Given exercise: Identify and reproduce every line holding the string "těchto".

Raw records:
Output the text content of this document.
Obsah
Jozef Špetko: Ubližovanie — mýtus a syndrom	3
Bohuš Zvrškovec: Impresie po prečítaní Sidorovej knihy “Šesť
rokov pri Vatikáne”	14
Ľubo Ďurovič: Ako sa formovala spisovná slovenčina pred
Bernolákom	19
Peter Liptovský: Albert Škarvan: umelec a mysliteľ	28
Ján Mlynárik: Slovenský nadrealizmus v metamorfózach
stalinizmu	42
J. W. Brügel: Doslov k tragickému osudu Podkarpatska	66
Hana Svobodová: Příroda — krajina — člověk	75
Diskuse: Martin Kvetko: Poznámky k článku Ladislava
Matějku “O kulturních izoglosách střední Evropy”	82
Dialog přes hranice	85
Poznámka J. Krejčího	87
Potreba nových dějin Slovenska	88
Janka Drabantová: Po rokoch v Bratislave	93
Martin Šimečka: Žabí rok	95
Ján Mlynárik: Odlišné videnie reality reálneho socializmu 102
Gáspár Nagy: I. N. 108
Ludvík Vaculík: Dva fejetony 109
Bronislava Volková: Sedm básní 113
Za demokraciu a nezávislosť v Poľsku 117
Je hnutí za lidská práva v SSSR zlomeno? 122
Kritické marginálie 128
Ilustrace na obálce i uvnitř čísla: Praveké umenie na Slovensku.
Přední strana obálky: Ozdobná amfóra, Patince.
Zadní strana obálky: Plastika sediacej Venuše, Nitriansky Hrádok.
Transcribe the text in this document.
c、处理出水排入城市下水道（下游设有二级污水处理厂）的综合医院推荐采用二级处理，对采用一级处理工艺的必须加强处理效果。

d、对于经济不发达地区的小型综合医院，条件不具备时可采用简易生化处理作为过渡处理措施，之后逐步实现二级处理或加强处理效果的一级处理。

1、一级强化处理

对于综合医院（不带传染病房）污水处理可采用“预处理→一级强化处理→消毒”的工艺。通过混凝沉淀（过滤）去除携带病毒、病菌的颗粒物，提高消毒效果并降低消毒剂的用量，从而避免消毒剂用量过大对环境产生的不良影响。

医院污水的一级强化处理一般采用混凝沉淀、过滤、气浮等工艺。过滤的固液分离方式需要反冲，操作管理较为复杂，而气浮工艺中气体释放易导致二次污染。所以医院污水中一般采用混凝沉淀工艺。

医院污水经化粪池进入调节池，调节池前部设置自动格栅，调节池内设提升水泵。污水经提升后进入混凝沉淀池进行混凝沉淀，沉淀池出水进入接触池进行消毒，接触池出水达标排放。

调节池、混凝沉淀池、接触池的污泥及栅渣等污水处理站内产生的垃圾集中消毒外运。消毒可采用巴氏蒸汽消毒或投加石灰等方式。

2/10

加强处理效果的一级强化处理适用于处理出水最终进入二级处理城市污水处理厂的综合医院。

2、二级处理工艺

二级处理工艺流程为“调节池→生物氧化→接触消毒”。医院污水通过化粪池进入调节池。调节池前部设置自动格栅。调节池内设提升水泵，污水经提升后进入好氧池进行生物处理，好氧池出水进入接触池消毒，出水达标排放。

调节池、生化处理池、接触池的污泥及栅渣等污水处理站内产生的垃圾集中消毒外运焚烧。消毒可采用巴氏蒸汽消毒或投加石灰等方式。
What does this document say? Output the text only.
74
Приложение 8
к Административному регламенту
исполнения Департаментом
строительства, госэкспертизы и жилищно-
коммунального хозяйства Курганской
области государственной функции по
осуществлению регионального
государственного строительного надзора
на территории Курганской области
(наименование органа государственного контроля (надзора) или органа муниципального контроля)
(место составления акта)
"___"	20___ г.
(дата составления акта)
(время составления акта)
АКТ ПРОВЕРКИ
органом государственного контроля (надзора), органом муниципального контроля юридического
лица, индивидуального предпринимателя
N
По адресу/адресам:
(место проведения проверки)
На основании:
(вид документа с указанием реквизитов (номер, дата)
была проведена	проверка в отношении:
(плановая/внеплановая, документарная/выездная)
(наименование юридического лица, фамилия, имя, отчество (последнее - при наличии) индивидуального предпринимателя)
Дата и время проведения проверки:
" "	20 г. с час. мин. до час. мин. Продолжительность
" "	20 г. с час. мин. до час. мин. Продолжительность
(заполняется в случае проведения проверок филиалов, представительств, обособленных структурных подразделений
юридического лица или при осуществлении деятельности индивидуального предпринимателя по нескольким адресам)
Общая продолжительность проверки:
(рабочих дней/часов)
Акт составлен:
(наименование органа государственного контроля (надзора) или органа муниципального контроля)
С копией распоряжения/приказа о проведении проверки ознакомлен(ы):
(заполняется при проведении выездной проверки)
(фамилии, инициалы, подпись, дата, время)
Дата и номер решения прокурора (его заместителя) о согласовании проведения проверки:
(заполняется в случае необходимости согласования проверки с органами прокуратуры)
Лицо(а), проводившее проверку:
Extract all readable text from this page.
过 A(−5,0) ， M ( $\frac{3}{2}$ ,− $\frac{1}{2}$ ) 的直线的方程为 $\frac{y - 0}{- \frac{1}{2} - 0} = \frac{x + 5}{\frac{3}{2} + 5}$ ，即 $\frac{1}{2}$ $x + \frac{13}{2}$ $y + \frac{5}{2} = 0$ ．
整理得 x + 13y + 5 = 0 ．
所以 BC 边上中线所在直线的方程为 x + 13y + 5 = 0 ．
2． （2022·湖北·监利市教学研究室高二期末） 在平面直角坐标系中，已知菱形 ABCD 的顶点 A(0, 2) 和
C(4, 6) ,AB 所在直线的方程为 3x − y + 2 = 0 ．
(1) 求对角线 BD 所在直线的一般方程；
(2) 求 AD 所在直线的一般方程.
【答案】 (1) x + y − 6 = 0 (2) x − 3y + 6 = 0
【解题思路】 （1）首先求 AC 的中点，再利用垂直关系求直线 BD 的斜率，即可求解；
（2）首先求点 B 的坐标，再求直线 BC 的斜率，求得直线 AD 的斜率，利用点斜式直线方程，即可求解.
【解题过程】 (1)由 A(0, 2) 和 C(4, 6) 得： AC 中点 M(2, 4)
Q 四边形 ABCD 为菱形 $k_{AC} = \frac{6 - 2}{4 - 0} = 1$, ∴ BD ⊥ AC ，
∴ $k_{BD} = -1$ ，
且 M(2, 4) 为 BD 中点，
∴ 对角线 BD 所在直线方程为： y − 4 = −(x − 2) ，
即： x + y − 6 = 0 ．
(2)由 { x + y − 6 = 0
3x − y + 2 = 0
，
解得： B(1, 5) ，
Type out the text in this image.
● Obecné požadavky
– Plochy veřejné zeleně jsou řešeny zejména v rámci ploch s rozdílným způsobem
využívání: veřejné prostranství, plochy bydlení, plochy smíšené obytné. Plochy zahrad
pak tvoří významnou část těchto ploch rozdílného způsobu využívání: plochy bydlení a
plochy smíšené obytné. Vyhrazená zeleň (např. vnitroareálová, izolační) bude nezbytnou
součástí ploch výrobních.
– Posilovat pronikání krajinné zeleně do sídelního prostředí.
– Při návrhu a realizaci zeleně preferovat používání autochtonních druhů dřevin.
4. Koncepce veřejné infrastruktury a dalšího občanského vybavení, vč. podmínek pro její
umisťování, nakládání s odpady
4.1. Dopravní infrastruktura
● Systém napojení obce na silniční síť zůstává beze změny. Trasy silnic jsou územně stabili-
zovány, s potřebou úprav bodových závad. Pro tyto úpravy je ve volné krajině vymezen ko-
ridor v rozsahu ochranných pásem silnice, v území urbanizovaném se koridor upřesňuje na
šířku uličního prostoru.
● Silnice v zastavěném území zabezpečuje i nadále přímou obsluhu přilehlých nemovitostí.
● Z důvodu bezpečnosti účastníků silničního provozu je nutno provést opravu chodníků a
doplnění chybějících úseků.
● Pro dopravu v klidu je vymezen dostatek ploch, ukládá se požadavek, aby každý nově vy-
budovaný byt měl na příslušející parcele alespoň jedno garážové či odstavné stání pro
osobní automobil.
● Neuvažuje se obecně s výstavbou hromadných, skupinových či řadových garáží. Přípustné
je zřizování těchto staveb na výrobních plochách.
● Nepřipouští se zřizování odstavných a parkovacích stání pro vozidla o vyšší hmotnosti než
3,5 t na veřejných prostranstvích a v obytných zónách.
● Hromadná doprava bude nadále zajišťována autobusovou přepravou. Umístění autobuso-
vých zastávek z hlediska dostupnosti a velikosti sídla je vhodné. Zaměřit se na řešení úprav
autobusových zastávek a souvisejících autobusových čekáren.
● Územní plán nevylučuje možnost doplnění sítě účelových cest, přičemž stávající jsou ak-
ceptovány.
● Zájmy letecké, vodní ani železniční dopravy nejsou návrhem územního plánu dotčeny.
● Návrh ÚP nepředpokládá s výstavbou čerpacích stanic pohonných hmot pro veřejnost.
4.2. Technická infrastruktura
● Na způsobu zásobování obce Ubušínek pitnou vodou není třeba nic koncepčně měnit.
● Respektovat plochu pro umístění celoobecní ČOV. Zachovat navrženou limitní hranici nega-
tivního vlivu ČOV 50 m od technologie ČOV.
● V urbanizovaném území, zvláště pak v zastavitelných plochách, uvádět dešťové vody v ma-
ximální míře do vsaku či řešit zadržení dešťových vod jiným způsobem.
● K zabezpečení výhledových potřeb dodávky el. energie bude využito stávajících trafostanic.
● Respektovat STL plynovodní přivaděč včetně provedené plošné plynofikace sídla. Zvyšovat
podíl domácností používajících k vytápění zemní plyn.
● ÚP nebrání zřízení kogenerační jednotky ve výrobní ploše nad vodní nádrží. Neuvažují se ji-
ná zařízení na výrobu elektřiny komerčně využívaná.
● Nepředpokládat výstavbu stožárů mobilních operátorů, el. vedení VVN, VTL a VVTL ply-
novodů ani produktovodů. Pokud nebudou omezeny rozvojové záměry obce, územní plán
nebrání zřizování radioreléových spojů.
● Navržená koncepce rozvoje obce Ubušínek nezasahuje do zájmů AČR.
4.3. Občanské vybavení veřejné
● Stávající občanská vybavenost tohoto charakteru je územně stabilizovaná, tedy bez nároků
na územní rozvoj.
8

Answer in full:
pak tvoří významnou část těchto ploch rozdílného způsobu využívání: plochy bydlení a
je zřizování těchto staveb na výrobních plochách.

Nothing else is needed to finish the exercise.